WRITTEN EXERCISE: Count each line below that has "Butlerville" anywhere in it. Answer with the total alone.

LISTING:
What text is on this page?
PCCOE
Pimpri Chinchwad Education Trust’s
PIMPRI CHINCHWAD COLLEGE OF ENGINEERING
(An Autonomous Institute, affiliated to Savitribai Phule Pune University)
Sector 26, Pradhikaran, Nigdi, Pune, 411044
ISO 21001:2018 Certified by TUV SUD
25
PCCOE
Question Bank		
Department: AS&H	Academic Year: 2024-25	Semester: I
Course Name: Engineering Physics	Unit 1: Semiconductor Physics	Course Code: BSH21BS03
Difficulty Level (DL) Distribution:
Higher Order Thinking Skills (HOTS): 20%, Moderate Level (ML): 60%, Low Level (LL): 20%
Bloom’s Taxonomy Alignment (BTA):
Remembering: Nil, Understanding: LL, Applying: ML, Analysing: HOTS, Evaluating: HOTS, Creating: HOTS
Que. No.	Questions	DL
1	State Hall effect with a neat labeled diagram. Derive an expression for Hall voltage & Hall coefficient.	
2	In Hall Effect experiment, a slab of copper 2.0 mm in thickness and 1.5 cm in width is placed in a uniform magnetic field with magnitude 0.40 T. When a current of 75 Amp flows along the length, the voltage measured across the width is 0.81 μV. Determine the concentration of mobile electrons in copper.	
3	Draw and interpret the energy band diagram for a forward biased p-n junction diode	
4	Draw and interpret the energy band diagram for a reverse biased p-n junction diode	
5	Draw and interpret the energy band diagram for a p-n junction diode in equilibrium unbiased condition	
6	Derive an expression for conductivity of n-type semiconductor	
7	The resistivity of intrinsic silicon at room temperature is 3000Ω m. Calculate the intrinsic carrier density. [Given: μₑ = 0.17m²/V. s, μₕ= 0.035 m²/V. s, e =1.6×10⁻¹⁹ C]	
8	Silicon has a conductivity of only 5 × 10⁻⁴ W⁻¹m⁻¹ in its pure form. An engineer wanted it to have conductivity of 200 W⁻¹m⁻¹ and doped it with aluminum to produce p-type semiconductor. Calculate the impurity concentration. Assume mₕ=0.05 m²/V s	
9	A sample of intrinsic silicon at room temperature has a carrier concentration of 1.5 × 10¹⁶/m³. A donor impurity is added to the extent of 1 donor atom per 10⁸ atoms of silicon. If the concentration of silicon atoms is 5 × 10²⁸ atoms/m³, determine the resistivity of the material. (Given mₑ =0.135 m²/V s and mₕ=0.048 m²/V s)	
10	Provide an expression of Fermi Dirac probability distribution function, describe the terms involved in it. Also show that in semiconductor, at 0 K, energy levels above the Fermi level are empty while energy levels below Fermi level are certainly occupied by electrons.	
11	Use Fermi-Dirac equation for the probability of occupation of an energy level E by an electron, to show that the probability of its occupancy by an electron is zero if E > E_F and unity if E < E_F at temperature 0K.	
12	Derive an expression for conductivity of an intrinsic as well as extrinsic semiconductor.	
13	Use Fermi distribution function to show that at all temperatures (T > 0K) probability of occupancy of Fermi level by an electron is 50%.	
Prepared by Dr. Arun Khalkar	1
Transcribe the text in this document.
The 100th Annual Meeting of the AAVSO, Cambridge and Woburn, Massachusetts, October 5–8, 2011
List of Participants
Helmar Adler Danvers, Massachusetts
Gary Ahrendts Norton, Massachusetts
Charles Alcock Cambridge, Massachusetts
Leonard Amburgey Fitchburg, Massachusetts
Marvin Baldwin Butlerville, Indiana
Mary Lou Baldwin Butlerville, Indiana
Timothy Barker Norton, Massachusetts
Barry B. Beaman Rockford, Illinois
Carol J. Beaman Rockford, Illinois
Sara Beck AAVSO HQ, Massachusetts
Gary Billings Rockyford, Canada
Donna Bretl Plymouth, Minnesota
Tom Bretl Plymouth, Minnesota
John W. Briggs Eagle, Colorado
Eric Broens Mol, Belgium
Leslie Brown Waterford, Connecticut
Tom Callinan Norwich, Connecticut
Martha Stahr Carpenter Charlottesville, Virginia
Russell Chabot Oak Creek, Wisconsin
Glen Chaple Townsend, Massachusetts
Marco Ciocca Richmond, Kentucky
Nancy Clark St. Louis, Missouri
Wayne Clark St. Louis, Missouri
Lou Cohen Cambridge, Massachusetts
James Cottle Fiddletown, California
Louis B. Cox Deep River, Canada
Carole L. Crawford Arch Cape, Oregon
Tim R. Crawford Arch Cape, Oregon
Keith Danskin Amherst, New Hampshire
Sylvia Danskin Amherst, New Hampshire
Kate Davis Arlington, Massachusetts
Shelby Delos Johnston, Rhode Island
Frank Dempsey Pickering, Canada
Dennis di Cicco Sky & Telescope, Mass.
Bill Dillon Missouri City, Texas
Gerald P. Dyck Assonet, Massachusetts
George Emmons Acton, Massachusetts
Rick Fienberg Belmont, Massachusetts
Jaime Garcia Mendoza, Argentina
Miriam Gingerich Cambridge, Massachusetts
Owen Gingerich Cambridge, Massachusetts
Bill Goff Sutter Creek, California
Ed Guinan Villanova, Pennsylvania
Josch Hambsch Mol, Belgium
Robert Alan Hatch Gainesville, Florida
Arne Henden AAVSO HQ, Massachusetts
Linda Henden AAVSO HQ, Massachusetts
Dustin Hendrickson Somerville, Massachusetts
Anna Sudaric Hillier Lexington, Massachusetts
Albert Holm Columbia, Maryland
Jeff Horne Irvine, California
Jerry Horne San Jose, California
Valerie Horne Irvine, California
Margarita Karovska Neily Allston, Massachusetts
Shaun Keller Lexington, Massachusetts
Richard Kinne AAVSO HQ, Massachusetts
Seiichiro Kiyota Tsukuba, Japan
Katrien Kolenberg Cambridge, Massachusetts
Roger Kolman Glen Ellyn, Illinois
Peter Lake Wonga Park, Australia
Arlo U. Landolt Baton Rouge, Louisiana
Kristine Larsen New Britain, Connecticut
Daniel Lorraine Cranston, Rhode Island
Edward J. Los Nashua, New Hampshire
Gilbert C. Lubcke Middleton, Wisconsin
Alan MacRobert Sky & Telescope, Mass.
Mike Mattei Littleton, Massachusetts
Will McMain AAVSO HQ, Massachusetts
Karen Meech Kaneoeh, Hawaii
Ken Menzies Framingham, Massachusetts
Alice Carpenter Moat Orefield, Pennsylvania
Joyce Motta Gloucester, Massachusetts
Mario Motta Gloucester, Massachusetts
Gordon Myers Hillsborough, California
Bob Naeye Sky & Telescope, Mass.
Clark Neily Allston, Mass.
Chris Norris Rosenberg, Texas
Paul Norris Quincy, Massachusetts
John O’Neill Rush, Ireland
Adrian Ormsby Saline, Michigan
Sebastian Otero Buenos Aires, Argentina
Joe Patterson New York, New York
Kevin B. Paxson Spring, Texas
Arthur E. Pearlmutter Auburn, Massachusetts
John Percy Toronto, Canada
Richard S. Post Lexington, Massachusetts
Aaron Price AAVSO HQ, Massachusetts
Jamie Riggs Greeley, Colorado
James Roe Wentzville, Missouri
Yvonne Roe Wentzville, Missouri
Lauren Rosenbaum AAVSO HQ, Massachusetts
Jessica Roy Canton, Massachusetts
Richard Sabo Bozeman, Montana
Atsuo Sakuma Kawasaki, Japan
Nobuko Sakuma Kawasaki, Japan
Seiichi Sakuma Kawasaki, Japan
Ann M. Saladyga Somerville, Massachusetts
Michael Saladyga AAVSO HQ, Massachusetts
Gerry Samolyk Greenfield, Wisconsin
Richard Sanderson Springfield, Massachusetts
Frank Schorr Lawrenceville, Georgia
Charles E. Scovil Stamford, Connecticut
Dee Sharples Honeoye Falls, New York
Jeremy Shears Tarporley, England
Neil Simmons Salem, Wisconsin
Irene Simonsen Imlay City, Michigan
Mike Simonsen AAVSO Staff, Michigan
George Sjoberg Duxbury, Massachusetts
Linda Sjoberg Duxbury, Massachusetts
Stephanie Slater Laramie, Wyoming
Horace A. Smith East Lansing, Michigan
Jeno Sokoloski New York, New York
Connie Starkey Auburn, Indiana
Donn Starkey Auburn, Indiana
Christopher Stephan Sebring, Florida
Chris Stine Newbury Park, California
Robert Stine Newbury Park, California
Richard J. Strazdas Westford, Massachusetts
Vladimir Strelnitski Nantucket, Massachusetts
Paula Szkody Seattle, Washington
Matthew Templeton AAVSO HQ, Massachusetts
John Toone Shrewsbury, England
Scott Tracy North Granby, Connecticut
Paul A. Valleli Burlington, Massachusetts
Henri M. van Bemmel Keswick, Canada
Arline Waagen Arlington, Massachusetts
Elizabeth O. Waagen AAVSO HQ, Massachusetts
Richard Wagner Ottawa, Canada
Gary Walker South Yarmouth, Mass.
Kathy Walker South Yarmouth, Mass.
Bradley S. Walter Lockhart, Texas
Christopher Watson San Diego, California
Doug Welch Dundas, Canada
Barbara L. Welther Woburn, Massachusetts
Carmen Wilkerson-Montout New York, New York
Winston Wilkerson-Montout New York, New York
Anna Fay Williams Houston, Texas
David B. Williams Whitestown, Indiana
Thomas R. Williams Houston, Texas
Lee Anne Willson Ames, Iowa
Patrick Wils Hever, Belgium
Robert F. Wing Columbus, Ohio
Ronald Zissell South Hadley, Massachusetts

COMPLETE ANSWER: 2